Task: Pictures stay out of the copy; set down each line of the listing below exactly.

[Data supplied start]

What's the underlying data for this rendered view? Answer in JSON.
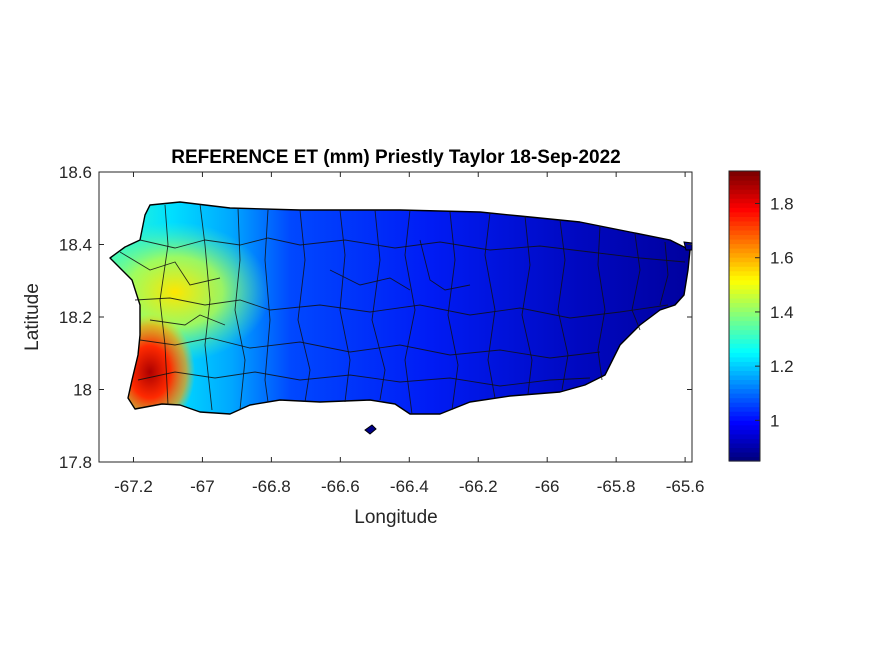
{
  "chart_data": {
    "type": "heatmap",
    "title": "REFERENCE ET (mm) Priestly Taylor 18-Sep-2022",
    "xlabel": "Longitude",
    "ylabel": "Latitude",
    "xlim": [
      -67.3,
      -65.58
    ],
    "ylim": [
      17.8,
      18.6
    ],
    "x_ticks": [
      -67.2,
      -67,
      -66.8,
      -66.6,
      -66.4,
      -66.2,
      -66,
      -65.8,
      -65.6
    ],
    "x_tick_labels": [
      "-67.2",
      "-67",
      "-66.8",
      "-66.6",
      "-66.4",
      "-66.2",
      "-66",
      "-65.8",
      "-65.6"
    ],
    "y_ticks": [
      17.8,
      18,
      18.2,
      18.4,
      18.6
    ],
    "y_tick_labels": [
      "17.8",
      "18",
      "18.2",
      "18.4",
      "18.6"
    ],
    "colorbar": {
      "colormap": "jet",
      "range": [
        0.85,
        1.92
      ],
      "ticks": [
        1,
        1.2,
        1.4,
        1.6,
        1.8
      ],
      "tick_labels": [
        "1",
        "1.2",
        "1.4",
        "1.6",
        "1.8"
      ]
    },
    "grid": false,
    "field_samples": [
      {
        "lon": -67.18,
        "lat": 18.0,
        "value": 1.9
      },
      {
        "lon": -67.1,
        "lat": 18.32,
        "value": 1.5
      },
      {
        "lon": -67.05,
        "lat": 18.45,
        "value": 1.28
      },
      {
        "lon": -66.95,
        "lat": 18.22,
        "value": 1.35
      },
      {
        "lon": -66.8,
        "lat": 18.35,
        "value": 1.1
      },
      {
        "lon": -66.5,
        "lat": 18.3,
        "value": 1.02
      },
      {
        "lon": -66.2,
        "lat": 18.25,
        "value": 0.95
      },
      {
        "lon": -65.9,
        "lat": 18.2,
        "value": 0.9
      },
      {
        "lon": -65.7,
        "lat": 18.3,
        "value": 0.88
      }
    ]
  }
}
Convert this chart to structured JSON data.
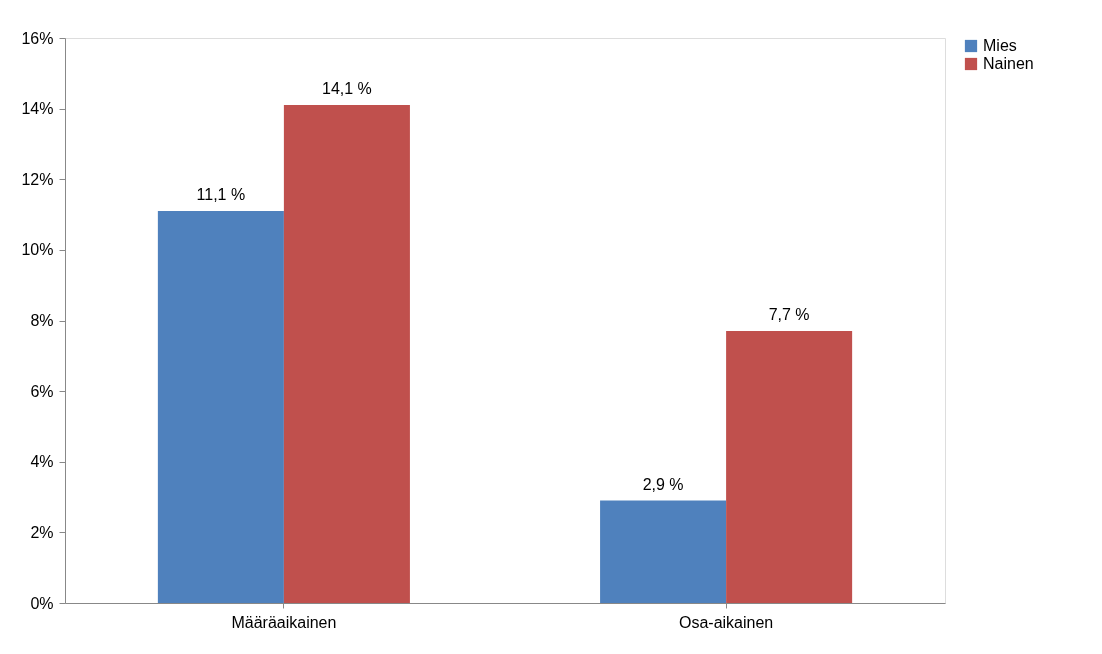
{
  "chart_data": {
    "type": "bar",
    "categories": [
      "Määräaikainen",
      "Osa-aikainen"
    ],
    "series": [
      {
        "name": "Mies",
        "color": "#4f81bd",
        "values": [
          11.1,
          2.9
        ],
        "value_labels": [
          "11,1 %",
          "2,9 %"
        ]
      },
      {
        "name": "Nainen",
        "color": "#c0504d",
        "values": [
          14.1,
          7.7
        ],
        "value_labels": [
          "14,1 %",
          "7,7 %"
        ]
      }
    ],
    "ylim": [
      0,
      16
    ],
    "yticks": [
      {
        "value": 0,
        "label": "0%"
      },
      {
        "value": 2,
        "label": "2%"
      },
      {
        "value": 4,
        "label": "4%"
      },
      {
        "value": 6,
        "label": "6%"
      },
      {
        "value": 8,
        "label": "8%"
      },
      {
        "value": 10,
        "label": "10%"
      },
      {
        "value": 12,
        "label": "12%"
      },
      {
        "value": 14,
        "label": "14%"
      },
      {
        "value": 16,
        "label": "16%"
      }
    ],
    "grid": false,
    "legend": "right"
  }
}
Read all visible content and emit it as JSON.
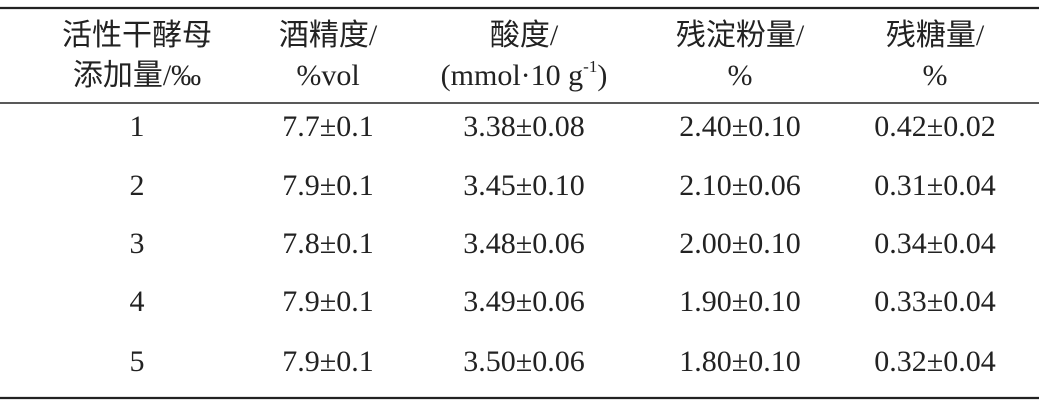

[Data supplied end]

Correct answer:
What's the underlying data for this rendered view? Answer in JSON.
{
  "chart_data": {
    "type": "heatmap",
    "title": "REFERENCE ET (mm) Priestly Taylor 18-Sep-2022",
    "xlabel": "Longitude",
    "ylabel": "Latitude",
    "xlim": [
      -67.3,
      -65.58
    ],
    "ylim": [
      17.8,
      18.6
    ],
    "x_ticks": [
      -67.2,
      -67,
      -66.8,
      -66.6,
      -66.4,
      -66.2,
      -66,
      -65.8,
      -65.6
    ],
    "x_tick_labels": [
      "-67.2",
      "-67",
      "-66.8",
      "-66.6",
      "-66.4",
      "-66.2",
      "-66",
      "-65.8",
      "-65.6"
    ],
    "y_ticks": [
      17.8,
      18,
      18.2,
      18.4,
      18.6
    ],
    "y_tick_labels": [
      "17.8",
      "18",
      "18.2",
      "18.4",
      "18.6"
    ],
    "colorbar": {
      "colormap": "jet",
      "range": [
        0.85,
        1.92
      ],
      "ticks": [
        1,
        1.2,
        1.4,
        1.6,
        1.8
      ],
      "tick_labels": [
        "1",
        "1.2",
        "1.4",
        "1.6",
        "1.8"
      ]
    },
    "grid": false,
    "field_samples": [
      {
        "lon": -67.18,
        "lat": 18.0,
        "value": 1.9
      },
      {
        "lon": -67.1,
        "lat": 18.32,
        "value": 1.5
      },
      {
        "lon": -67.05,
        "lat": 18.45,
        "value": 1.28
      },
      {
        "lon": -66.95,
        "lat": 18.22,
        "value": 1.35
      },
      {
        "lon": -66.8,
        "lat": 18.35,
        "value": 1.1
      },
      {
        "lon": -66.5,
        "lat": 18.3,
        "value": 1.02
      },
      {
        "lon": -66.2,
        "lat": 18.25,
        "value": 0.95
      },
      {
        "lon": -65.9,
        "lat": 18.2,
        "value": 0.9
      },
      {
        "lon": -65.7,
        "lat": 18.3,
        "value": 0.88
      }
    ]
  }
}
Convert this chart to structured JSON data.
{
  "chart_data": {
    "type": "bar",
    "categories": [
      "Määräaikainen",
      "Osa-aikainen"
    ],
    "series": [
      {
        "name": "Mies",
        "color": "#4f81bd",
        "values": [
          11.1,
          2.9
        ],
        "value_labels": [
          "11,1 %",
          "2,9 %"
        ]
      },
      {
        "name": "Nainen",
        "color": "#c0504d",
        "values": [
          14.1,
          7.7
        ],
        "value_labels": [
          "14,1 %",
          "7,7 %"
        ]
      }
    ],
    "ylim": [
      0,
      16
    ],
    "yticks": [
      {
        "value": 0,
        "label": "0%"
      },
      {
        "value": 2,
        "label": "2%"
      },
      {
        "value": 4,
        "label": "4%"
      },
      {
        "value": 6,
        "label": "6%"
      },
      {
        "value": 8,
        "label": "8%"
      },
      {
        "value": 10,
        "label": "10%"
      },
      {
        "value": 12,
        "label": "12%"
      },
      {
        "value": 14,
        "label": "14%"
      },
      {
        "value": 16,
        "label": "16%"
      }
    ],
    "grid": false,
    "legend": "right"
  }
}
Read all visible content and emit it as JSON.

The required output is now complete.